#### Problem details
Copy each line that has the string "Total" somewhere in it.

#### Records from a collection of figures
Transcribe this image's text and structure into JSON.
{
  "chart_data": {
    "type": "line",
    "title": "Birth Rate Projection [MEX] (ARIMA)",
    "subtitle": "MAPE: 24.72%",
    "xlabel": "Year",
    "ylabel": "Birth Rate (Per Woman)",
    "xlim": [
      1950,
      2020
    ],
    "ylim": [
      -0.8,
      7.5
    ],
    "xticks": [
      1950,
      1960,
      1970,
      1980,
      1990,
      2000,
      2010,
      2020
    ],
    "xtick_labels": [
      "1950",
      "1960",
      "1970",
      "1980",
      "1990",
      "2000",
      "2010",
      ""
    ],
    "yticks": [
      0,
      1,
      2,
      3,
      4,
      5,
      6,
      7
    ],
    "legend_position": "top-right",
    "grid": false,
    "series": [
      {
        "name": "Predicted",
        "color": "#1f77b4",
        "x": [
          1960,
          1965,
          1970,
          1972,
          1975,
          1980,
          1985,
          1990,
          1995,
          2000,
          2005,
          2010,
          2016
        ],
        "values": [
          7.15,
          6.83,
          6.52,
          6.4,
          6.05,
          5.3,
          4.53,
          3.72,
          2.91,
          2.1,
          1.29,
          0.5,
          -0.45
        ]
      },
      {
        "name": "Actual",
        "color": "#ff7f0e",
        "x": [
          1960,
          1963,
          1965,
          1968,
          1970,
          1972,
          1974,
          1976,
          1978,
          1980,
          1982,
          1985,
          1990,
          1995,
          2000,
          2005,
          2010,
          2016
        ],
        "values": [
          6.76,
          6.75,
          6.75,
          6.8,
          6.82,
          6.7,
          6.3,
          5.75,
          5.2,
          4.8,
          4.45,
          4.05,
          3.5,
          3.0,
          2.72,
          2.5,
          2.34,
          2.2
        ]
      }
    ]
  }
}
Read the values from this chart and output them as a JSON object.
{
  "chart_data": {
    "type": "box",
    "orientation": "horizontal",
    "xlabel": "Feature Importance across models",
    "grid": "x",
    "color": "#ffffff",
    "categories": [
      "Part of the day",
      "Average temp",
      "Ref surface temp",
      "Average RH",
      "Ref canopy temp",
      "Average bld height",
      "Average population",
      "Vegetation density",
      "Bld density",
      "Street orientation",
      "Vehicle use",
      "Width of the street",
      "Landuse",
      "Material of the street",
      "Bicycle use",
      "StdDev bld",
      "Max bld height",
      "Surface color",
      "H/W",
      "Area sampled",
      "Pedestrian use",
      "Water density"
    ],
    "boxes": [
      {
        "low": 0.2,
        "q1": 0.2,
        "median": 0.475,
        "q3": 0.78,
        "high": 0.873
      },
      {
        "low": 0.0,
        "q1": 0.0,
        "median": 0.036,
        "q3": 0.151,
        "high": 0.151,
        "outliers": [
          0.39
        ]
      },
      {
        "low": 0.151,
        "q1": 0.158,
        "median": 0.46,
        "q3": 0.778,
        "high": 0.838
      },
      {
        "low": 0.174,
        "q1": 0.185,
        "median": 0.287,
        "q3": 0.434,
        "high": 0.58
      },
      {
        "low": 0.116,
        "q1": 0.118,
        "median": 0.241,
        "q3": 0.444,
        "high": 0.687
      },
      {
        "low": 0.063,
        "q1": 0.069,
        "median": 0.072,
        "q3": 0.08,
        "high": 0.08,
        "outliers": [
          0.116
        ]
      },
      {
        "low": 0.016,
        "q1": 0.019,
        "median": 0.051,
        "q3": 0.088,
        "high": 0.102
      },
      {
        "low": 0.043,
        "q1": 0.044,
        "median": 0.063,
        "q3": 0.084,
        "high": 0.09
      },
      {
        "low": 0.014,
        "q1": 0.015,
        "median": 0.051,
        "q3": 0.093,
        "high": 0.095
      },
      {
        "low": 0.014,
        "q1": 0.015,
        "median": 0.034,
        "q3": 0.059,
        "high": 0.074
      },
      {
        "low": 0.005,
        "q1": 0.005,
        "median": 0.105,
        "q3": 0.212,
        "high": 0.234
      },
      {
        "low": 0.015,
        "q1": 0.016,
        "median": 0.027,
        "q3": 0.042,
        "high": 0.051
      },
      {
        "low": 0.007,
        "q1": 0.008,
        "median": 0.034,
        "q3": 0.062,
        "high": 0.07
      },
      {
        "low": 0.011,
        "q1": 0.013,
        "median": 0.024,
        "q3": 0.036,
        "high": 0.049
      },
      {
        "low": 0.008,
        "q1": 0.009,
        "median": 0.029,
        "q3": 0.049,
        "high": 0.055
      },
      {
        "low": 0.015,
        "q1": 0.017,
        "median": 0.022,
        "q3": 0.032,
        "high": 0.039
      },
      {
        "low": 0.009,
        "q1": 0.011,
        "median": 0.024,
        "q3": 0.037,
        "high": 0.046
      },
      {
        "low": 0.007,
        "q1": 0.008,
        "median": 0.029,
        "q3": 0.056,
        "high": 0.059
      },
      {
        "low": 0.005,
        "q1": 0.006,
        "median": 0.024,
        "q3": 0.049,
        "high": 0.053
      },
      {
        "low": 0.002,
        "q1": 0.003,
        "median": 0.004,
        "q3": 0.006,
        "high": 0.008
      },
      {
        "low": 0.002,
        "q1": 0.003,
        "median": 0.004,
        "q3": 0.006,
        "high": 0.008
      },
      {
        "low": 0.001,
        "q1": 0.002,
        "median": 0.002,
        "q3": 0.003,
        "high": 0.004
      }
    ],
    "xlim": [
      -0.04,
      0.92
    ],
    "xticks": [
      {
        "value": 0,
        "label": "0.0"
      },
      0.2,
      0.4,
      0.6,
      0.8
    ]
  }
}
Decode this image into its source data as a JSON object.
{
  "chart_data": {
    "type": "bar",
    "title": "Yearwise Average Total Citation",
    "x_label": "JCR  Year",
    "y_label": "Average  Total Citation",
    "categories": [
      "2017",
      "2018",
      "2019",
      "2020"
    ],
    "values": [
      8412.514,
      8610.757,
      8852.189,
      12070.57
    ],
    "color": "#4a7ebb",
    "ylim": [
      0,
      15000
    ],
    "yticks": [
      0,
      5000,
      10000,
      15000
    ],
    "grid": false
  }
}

#### Worked answer
    "title": "Yearwise Average Total Citation",
    "y_label": "Average  Total Citation",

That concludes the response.